EXCERPTED RECORDS:
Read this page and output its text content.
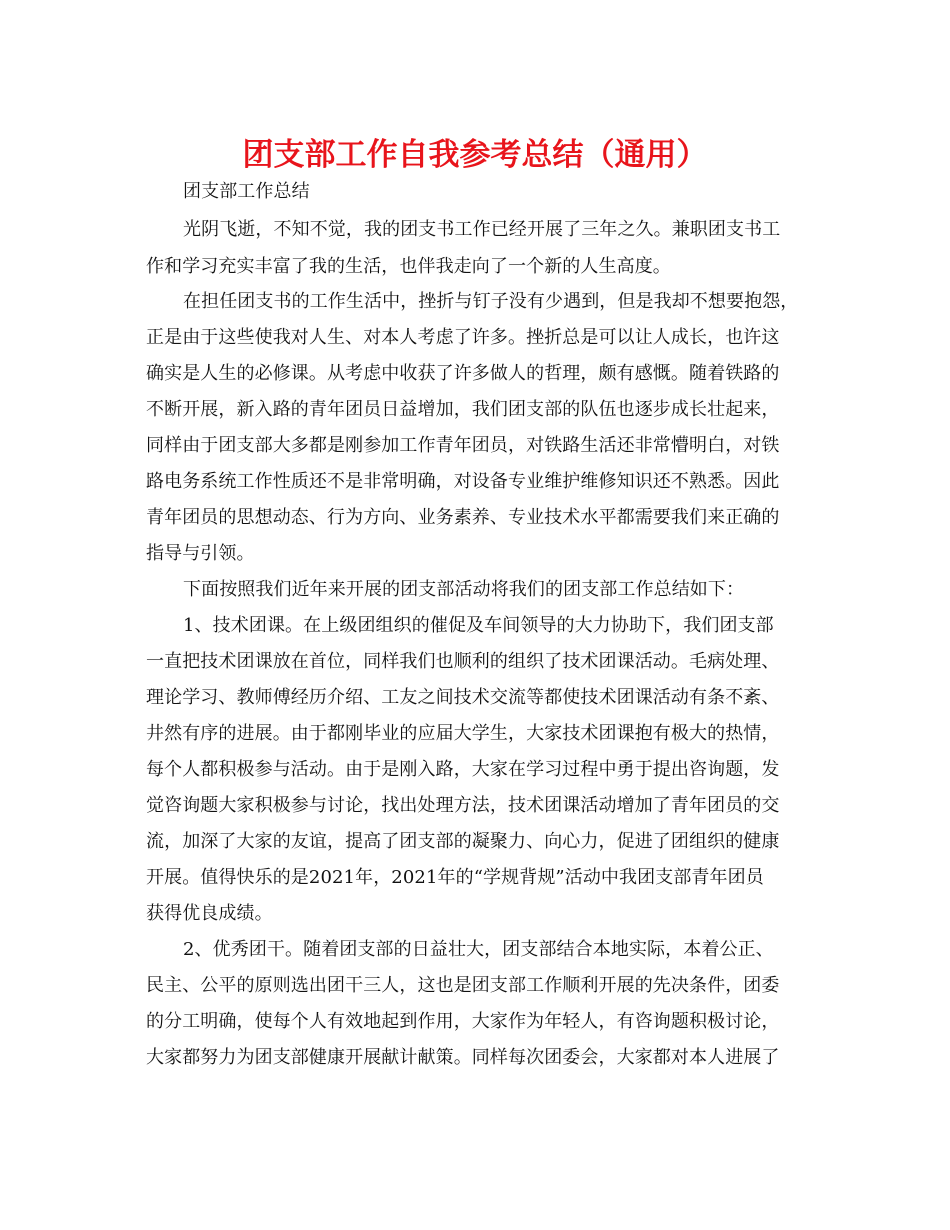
团支部工作自我参考总结（通用）
团支部工作总结
光阴飞逝，不知不觉，我的团支书工作已经开展了三年之久。兼职团支书工
作和学习充实丰富了我的生活，也伴我走向了一个新的人生高度。
在担任团支书的工作生活中，挫折与钉子没有少遇到，但是我却不想要抱怨，
正是由于这些使我对人生、对本人考虑了许多。挫折总是可以让人成长，也许这
确实是人生的必修课。从考虑中收获了许多做人的哲理，颇有感慨。随着铁路的
不断开展，新入路的青年团员日益增加，我们团支部的队伍也逐步成长壮起来，
同样由于团支部大多都是刚参加工作青年团员，对铁路生活还非常懵明白，对铁
路电务系统工作性质还不是非常明确，对设备专业维护维修知识还不熟悉。因此
青年团员的思想动态、行为方向、业务素养、专业技术水平都需要我们来正确的
指导与引领。
下面按照我们近年来开展的团支部活动将我们的团支部工作总结如下：
1、技术团课。在上级团组织的催促及车间领导的大力协助下，我们团支部
一直把技术团课放在首位，同样我们也顺利的组织了技术团课活动。毛病处理、
理论学习、教师傅经历介绍、工友之间技术交流等都使技术团课活动有条不紊、
井然有序的进展。由于都刚毕业的应届大学生，大家技术团课抱有极大的热情，
每个人都积极参与活动。由于是刚入路，大家在学习过程中勇于提出咨询题，发
觉咨询题大家积极参与讨论，找出处理方法，技术团课活动增加了青年团员的交
流，加深了大家的友谊，提高了团支部的凝聚力、向心力，促进了团组织的健康
开展。值得快乐的是2021年，2021年的“学规背规”活动中我团支部青年团员
获得优良成绩。
2、优秀团干。随着团支部的日益壮大，团支部结合本地实际，本着公正、
民主、公平的原则选出团干三人，这也是团支部工作顺利开展的先决条件，团委
的分工明确，使每个人有效地起到作用，大家作为年轻人，有咨询题积极讨论，
大家都努力为团支部健康开展献计献策。同样每次团委会，大家都对本人进展了
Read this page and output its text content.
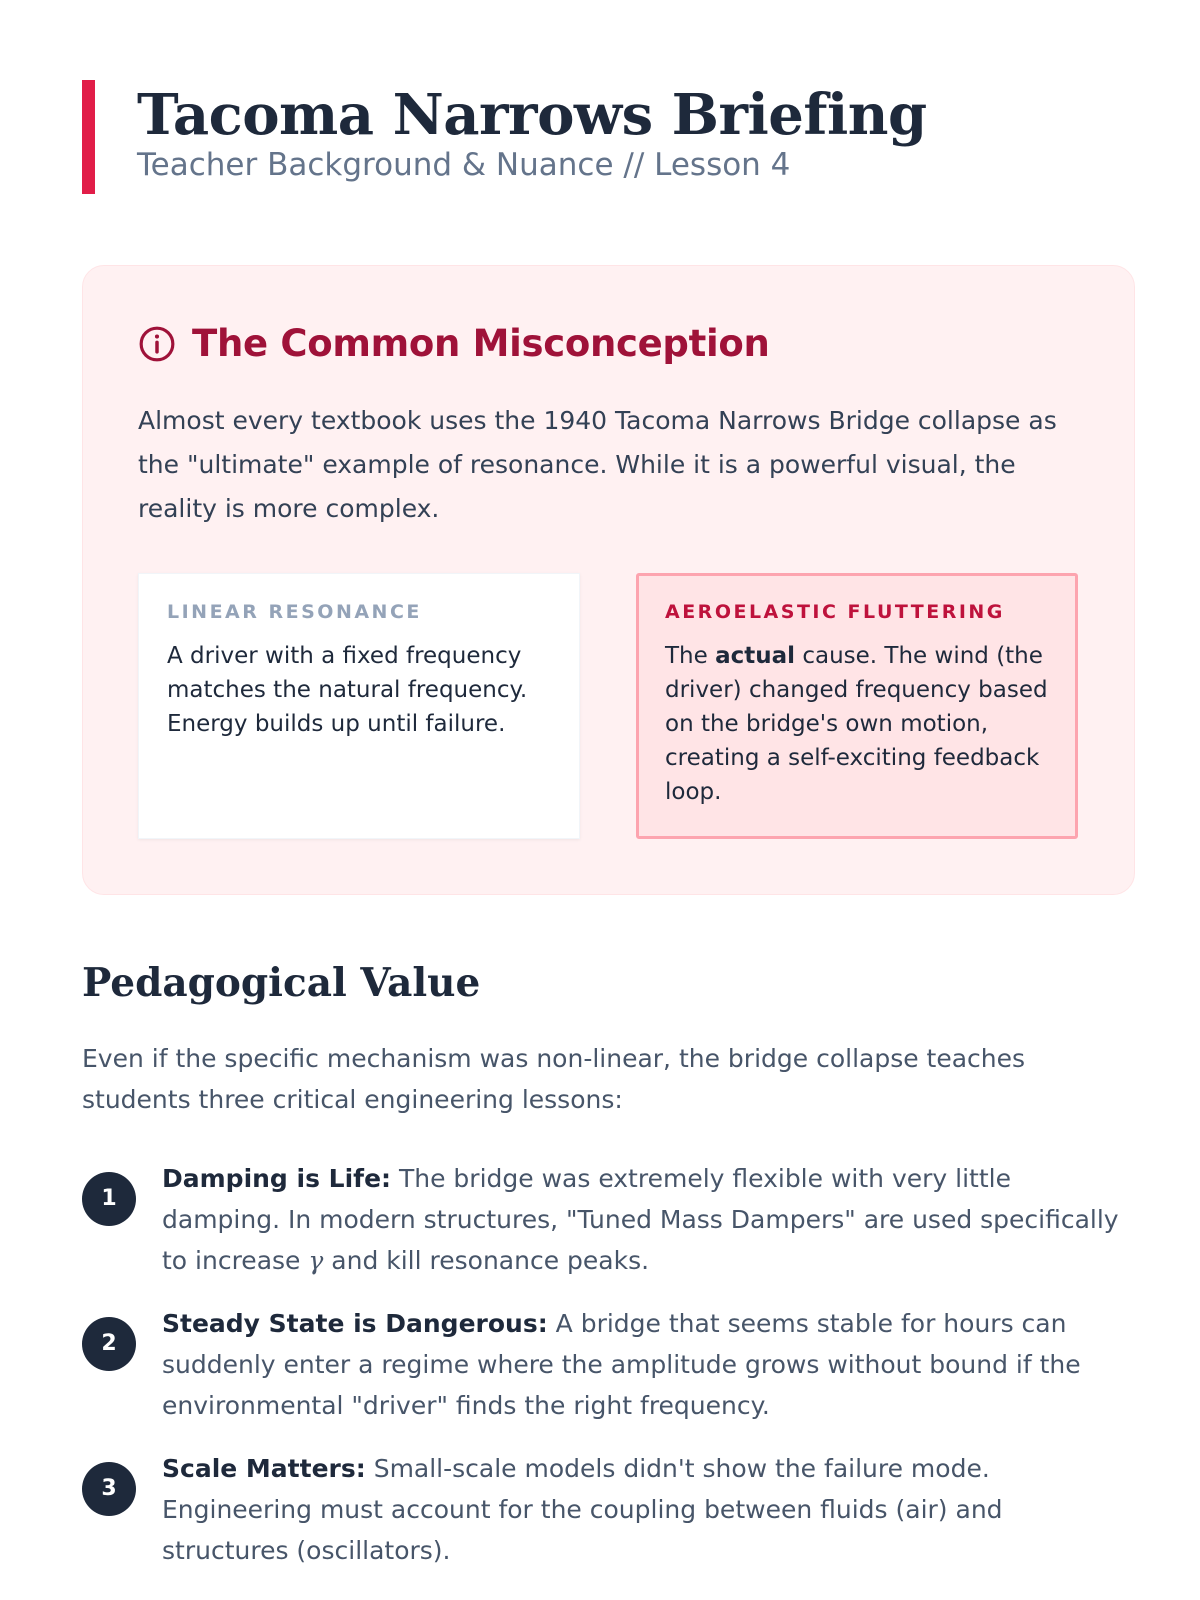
Tacoma Narrows Briefing
Teacher Background & Nuance // Lesson 4
The Common Misconception

Almost every textbook uses the 1940 Tacoma Narrows Bridge collapse as the "ultimate" example of resonance. While it is a powerful visual, the reality is more complex.

LINEAR RESONANCE
A driver with a fixed frequency matches the natural frequency. Energy builds up until failure.
AEROELASTIC FLUTTERING
The actual cause. The wind (the driver) changed frequency based on the bridge's own motion, creating a self-exciting feedback loop.
Pedagogical Value

Even if the specific mechanism was non-linear, the bridge collapse teaches students three critical engineering lessons:

1
Damping is Life: The bridge was extremely flexible with very little damping. In modern structures, "Tuned Mass Dampers" are used specifically to increase γ and kill resonance peaks.
2
Steady State is Dangerous: A bridge that seems stable for hours can suddenly enter a regime where the amplitude grows without bound if the environmental "driver" finds the right frequency.
3
Scale Matters: Small-scale models didn't show the failure mode. Engineering must account for the coupling between fluids (air) and structures (oscillators).
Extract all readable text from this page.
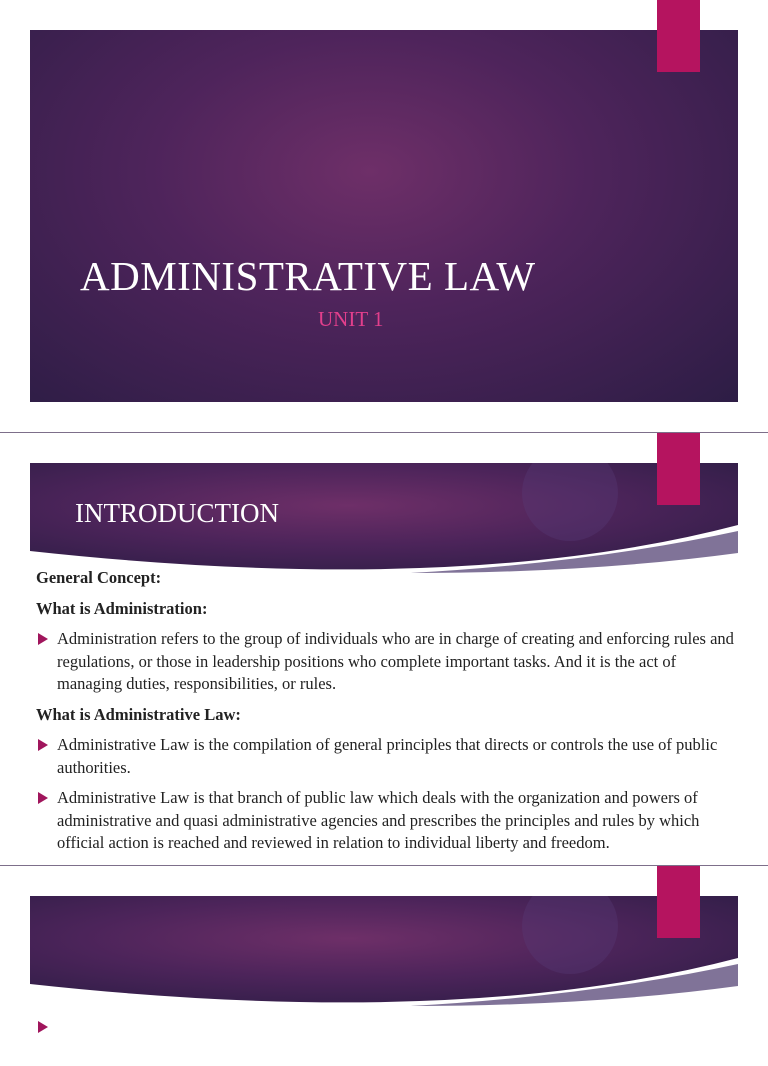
ADMINISTRATIVE LAW
UNIT 1
INTRODUCTION
General Concept:
What is Administration:
Administration refers to the group of individuals who are in charge of creating and enforcing rules and regulations, or those in leadership positions who complete important tasks. And it is the act of managing duties, responsibilities, or rules.
What is Administrative Law:
Administrative Law is the compilation of general principles that directs or controls the use of public authorities.
Administrative Law is that branch of public law which deals with the organization and powers of administrative and quasi administrative agencies and prescribes the principles and rules by which official action is reached and reviewed in relation to individual liberty and freedom.
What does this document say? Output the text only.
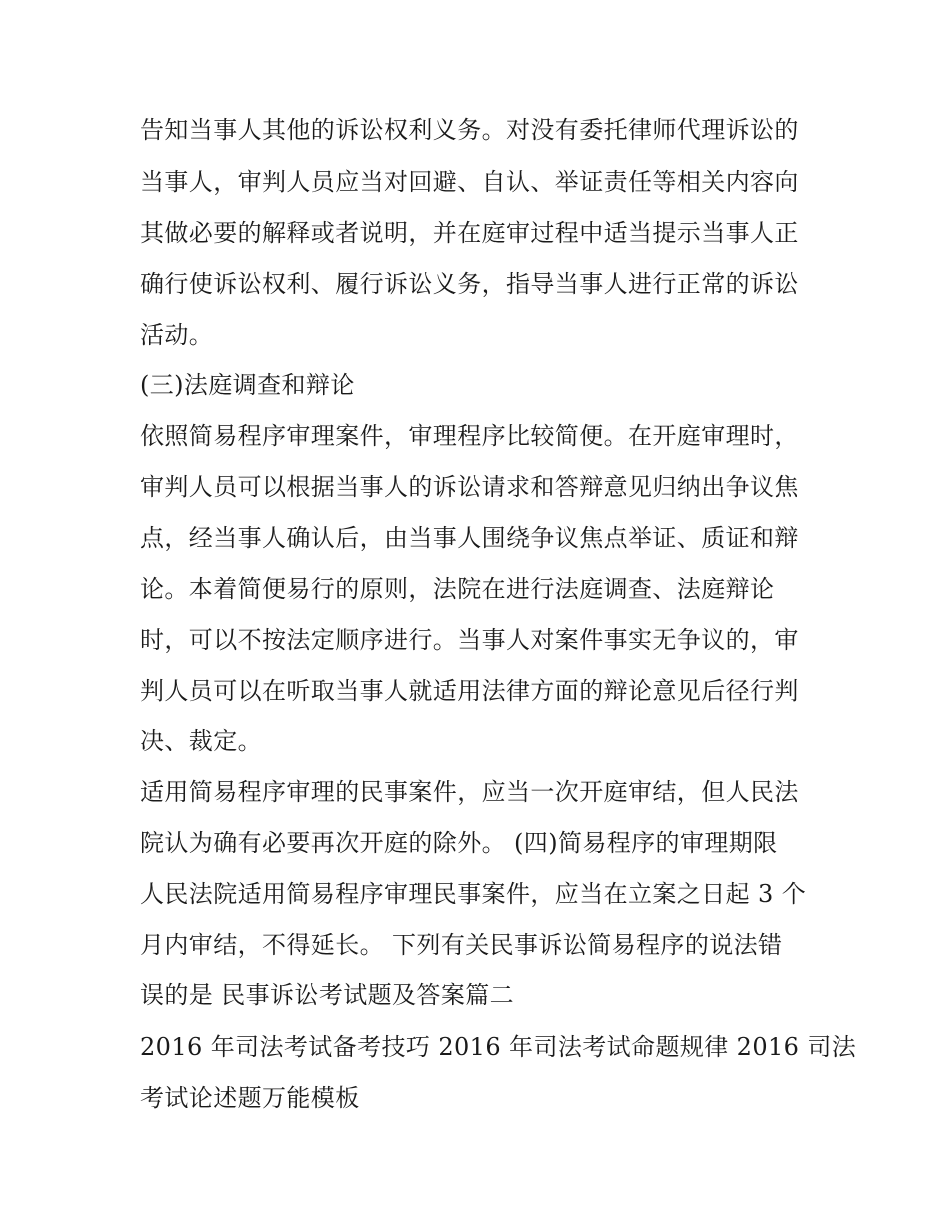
告知当事人其他的诉讼权利义务。对没有委托律师代理诉讼的
当事人，审判人员应当对回避、自认、举证责任等相关内容向
其做必要的解释或者说明，并在庭审过程中适当提示当事人正
确行使诉讼权利、履行诉讼义务，指导当事人进行正常的诉讼
活动。
(三)法庭调查和辩论
依照简易程序审理案件，审理程序比较简便。在开庭审理时，
审判人员可以根据当事人的诉讼请求和答辩意见归纳出争议焦
点，经当事人确认后，由当事人围绕争议焦点举证、质证和辩
论。本着简便易行的原则，法院在进行法庭调查、法庭辩论
时，可以不按法定顺序进行。当事人对案件事实无争议的，审
判人员可以在听取当事人就适用法律方面的辩论意见后径行判
决、裁定。
适用简易程序审理的民事案件，应当一次开庭审结，但人民法
院认为确有必要再次开庭的除外。 (四)简易程序的审理期限
人民法院适用简易程序审理民事案件，应当在立案之日起 3 个
月内审结，不得延长。 下列有关民事诉讼简易程序的说法错
误的是 民事诉讼考试题及答案篇二
2016 年司法考试备考技巧 2016 年司法考试命题规律 2016 司法
考试论述题万能模板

TASK STATEMENT: In the copy, leave out all pictures, and retype exactly each line from the one with "What does this" through the last line of the entries.

EXPECTED ANSWER:
What does this document say? Output the text only.
告知当事人其他的诉讼权利义务。对没有委托律师代理诉讼的
当事人，审判人员应当对回避、自认、举证责任等相关内容向
其做必要的解释或者说明，并在庭审过程中适当提示当事人正
确行使诉讼权利、履行诉讼义务，指导当事人进行正常的诉讼
活动。
(三)法庭调查和辩论
依照简易程序审理案件，审理程序比较简便。在开庭审理时，
审判人员可以根据当事人的诉讼请求和答辩意见归纳出争议焦
点，经当事人确认后，由当事人围绕争议焦点举证、质证和辩
论。本着简便易行的原则，法院在进行法庭调查、法庭辩论
时，可以不按法定顺序进行。当事人对案件事实无争议的，审
判人员可以在听取当事人就适用法律方面的辩论意见后径行判
决、裁定。
适用简易程序审理的民事案件，应当一次开庭审结，但人民法
院认为确有必要再次开庭的除外。 (四)简易程序的审理期限
人民法院适用简易程序审理民事案件，应当在立案之日起 3 个
月内审结，不得延长。 下列有关民事诉讼简易程序的说法错
误的是 民事诉讼考试题及答案篇二
2016 年司法考试备考技巧 2016 年司法考试命题规律 2016 司法
考试论述题万能模板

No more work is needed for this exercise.